* BEGIN *

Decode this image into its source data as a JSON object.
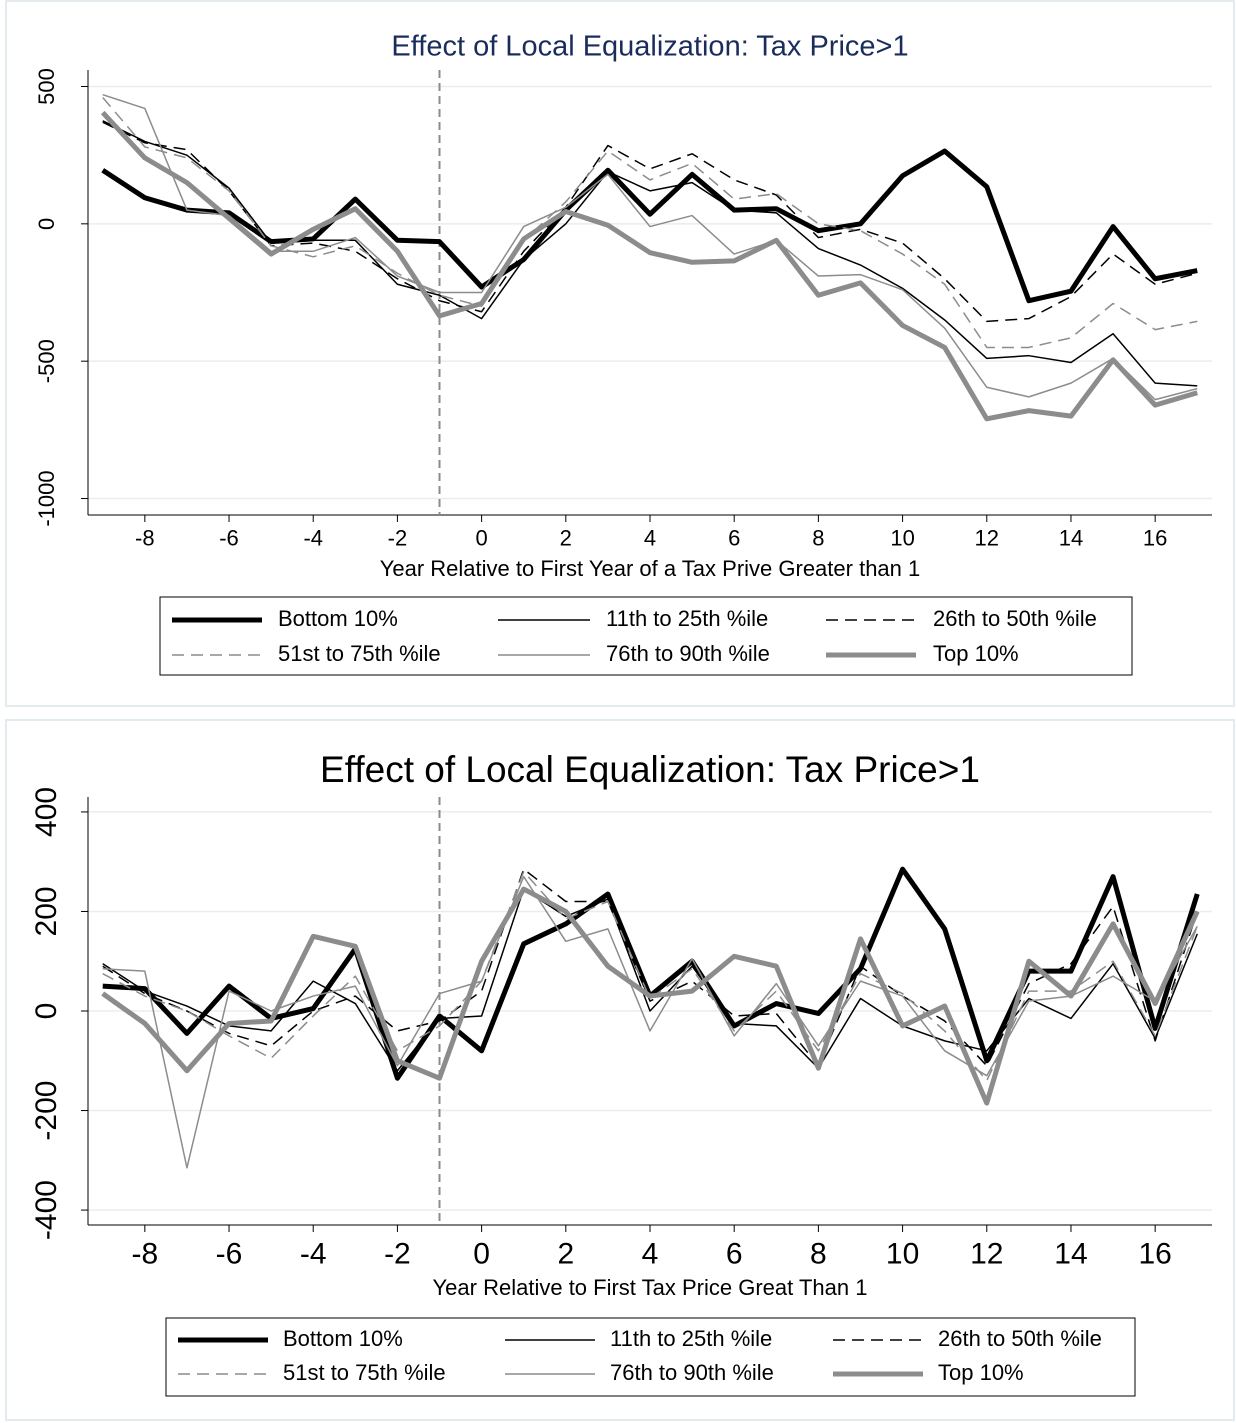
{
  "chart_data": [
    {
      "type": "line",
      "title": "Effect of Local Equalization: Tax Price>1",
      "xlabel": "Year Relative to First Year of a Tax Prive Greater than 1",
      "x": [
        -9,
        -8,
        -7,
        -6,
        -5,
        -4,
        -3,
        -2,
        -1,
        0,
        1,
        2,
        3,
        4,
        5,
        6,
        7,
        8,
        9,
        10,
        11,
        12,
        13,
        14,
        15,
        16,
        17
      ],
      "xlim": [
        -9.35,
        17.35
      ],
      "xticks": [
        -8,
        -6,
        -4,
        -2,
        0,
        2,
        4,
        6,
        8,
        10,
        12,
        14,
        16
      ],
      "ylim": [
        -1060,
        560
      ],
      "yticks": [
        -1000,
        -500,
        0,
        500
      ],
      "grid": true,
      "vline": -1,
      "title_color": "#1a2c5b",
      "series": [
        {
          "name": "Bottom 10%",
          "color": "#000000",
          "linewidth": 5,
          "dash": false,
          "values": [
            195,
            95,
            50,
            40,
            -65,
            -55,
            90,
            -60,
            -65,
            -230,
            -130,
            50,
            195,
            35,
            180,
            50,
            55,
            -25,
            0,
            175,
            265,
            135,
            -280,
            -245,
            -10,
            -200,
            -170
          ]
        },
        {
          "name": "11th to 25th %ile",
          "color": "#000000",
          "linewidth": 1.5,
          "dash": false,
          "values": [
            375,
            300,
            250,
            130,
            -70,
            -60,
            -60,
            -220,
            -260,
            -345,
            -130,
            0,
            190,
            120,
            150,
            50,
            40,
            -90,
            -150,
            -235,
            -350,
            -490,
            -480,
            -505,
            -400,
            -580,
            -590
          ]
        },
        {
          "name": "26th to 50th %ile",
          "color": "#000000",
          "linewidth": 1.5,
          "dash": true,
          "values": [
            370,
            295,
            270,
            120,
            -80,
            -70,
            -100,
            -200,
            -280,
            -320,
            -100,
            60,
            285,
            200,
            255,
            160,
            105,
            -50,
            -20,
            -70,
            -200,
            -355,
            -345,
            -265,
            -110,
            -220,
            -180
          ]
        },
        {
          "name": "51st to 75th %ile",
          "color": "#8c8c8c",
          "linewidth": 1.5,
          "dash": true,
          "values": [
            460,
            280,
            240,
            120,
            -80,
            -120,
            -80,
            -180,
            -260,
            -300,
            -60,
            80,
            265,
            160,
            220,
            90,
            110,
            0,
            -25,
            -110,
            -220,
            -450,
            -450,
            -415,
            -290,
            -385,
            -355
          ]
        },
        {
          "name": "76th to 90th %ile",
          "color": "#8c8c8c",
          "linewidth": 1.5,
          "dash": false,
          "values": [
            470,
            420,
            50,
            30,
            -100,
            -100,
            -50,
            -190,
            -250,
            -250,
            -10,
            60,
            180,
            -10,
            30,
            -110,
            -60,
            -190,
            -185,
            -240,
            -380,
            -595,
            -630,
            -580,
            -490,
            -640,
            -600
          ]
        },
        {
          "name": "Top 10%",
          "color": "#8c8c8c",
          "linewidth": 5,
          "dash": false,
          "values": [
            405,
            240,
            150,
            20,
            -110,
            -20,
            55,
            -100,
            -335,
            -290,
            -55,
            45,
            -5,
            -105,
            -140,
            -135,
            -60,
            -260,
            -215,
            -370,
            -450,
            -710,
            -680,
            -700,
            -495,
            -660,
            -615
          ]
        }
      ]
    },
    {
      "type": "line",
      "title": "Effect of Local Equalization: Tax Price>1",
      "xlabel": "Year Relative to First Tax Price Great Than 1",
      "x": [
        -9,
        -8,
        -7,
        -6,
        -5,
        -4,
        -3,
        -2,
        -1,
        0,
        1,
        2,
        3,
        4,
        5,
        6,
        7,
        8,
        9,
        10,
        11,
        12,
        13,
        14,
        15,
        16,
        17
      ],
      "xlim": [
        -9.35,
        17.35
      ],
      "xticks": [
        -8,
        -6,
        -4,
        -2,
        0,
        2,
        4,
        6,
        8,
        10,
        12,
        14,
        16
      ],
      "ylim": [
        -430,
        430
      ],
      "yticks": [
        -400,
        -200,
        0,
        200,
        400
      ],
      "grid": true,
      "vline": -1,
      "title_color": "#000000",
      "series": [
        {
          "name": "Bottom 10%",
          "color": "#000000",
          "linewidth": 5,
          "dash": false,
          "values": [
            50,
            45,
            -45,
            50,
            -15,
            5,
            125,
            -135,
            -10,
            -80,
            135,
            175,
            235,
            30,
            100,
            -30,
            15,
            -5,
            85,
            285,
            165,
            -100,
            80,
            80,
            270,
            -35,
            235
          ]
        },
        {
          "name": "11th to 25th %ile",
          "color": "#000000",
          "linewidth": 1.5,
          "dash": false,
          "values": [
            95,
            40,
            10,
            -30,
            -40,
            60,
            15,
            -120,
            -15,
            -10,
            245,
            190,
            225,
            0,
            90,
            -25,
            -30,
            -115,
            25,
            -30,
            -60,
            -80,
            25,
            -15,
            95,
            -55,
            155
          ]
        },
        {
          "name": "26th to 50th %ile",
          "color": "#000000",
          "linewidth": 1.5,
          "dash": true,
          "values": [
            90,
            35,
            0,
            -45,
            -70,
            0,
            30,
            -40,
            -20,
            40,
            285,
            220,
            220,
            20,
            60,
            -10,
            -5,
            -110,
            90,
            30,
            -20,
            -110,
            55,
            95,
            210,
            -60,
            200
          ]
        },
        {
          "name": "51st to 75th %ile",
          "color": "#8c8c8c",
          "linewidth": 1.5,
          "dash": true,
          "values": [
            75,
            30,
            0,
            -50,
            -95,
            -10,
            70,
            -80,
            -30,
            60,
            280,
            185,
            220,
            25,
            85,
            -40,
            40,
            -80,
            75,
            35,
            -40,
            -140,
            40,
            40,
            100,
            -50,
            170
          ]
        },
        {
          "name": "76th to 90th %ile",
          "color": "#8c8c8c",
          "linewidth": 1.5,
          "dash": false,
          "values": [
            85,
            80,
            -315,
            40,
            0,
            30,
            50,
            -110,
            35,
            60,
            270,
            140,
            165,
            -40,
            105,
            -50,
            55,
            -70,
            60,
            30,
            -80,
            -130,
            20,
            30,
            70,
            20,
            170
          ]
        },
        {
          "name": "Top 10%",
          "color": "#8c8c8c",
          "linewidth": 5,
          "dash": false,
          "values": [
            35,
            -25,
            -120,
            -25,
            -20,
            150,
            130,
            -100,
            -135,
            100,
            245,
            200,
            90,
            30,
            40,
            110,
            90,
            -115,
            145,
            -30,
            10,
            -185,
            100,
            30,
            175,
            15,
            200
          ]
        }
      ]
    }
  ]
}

* END *
* BEGIN *

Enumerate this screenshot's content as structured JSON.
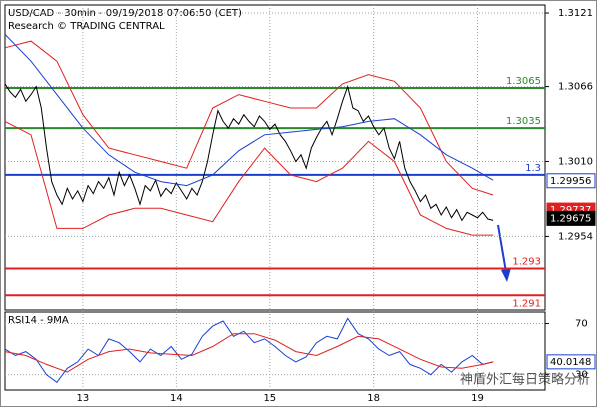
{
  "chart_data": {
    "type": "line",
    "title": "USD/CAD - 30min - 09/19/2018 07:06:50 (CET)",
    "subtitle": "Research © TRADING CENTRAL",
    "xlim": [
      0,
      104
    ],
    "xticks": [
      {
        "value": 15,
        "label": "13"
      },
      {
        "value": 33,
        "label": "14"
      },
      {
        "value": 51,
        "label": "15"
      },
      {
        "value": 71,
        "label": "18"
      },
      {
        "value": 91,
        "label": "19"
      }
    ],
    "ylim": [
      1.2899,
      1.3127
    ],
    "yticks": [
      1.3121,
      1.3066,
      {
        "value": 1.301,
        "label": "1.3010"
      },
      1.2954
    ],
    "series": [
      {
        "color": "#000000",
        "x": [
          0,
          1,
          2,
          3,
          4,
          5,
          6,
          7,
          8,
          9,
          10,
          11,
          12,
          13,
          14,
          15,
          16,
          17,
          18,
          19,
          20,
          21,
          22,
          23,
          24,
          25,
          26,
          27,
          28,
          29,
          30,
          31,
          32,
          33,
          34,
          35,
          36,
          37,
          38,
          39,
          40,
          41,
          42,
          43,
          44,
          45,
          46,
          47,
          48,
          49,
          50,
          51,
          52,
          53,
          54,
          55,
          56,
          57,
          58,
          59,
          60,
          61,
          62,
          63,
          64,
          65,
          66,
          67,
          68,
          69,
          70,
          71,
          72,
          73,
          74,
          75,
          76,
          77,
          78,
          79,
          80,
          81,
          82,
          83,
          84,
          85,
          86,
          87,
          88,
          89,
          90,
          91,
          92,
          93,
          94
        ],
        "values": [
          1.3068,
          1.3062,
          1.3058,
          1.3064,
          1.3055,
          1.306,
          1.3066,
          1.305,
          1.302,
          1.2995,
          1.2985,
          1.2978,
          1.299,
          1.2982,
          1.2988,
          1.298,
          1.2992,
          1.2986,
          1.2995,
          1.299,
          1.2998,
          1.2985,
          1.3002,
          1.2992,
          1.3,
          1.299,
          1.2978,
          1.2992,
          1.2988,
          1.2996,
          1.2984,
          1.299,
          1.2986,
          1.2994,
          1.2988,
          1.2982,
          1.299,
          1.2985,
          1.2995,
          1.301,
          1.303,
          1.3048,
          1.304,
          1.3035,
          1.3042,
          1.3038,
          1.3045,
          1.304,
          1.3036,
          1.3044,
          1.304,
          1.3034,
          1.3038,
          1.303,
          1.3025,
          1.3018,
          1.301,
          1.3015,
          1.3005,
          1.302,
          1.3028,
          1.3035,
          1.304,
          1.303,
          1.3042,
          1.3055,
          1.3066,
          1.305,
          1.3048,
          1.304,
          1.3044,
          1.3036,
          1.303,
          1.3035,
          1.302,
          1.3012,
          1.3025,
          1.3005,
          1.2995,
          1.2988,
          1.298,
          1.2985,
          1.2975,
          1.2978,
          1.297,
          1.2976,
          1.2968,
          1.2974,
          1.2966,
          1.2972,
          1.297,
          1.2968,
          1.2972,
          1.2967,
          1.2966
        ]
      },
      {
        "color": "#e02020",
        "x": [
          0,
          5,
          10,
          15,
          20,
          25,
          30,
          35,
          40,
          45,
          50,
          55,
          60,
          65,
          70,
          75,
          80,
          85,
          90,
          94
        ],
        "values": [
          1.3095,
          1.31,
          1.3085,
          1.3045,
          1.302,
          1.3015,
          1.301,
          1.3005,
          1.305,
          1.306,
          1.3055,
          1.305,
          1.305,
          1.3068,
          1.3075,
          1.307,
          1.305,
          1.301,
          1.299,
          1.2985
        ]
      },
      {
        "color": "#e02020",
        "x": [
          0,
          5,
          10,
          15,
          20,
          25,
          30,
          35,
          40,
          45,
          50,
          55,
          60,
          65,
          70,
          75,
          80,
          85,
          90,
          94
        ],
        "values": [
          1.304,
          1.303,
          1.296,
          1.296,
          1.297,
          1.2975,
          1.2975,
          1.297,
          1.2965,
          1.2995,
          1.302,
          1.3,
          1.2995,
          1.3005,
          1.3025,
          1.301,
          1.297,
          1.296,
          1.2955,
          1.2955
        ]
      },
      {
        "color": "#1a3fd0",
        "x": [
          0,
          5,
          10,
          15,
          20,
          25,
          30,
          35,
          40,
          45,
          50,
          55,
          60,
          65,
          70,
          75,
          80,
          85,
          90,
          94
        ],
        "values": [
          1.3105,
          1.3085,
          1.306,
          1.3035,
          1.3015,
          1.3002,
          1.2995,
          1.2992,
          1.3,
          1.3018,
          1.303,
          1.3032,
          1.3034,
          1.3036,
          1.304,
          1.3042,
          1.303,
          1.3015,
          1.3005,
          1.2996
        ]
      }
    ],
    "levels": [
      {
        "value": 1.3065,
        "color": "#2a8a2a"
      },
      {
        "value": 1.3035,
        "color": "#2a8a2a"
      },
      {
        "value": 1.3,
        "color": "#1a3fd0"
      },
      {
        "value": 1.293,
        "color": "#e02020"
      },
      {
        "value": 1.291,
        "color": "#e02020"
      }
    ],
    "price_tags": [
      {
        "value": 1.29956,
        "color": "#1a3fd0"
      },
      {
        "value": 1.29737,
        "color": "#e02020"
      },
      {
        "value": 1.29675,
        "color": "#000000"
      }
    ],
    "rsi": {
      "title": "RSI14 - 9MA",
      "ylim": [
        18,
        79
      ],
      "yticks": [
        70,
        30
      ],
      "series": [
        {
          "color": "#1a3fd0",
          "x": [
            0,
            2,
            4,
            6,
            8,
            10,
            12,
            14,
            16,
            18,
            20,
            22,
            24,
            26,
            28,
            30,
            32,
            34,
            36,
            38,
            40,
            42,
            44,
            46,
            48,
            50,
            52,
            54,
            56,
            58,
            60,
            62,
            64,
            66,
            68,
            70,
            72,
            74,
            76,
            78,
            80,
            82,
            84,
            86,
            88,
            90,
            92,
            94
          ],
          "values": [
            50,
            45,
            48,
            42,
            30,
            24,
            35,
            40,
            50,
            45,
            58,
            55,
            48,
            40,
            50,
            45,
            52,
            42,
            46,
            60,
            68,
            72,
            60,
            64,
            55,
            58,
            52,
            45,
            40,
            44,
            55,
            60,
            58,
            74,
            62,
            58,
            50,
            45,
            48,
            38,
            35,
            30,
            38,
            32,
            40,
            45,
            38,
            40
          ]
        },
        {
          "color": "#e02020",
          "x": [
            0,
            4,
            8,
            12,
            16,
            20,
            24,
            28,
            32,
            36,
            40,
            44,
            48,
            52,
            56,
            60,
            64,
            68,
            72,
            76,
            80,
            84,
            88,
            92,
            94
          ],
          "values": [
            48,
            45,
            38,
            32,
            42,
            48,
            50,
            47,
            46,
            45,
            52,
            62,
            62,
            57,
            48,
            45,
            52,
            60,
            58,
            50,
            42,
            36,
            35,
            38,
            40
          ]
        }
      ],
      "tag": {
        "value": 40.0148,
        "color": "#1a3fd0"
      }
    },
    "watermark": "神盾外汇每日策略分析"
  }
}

* END *

Direction:
Compute the number of lines above that contain the string "xlabel". Reply with that value only.

Final answer:
2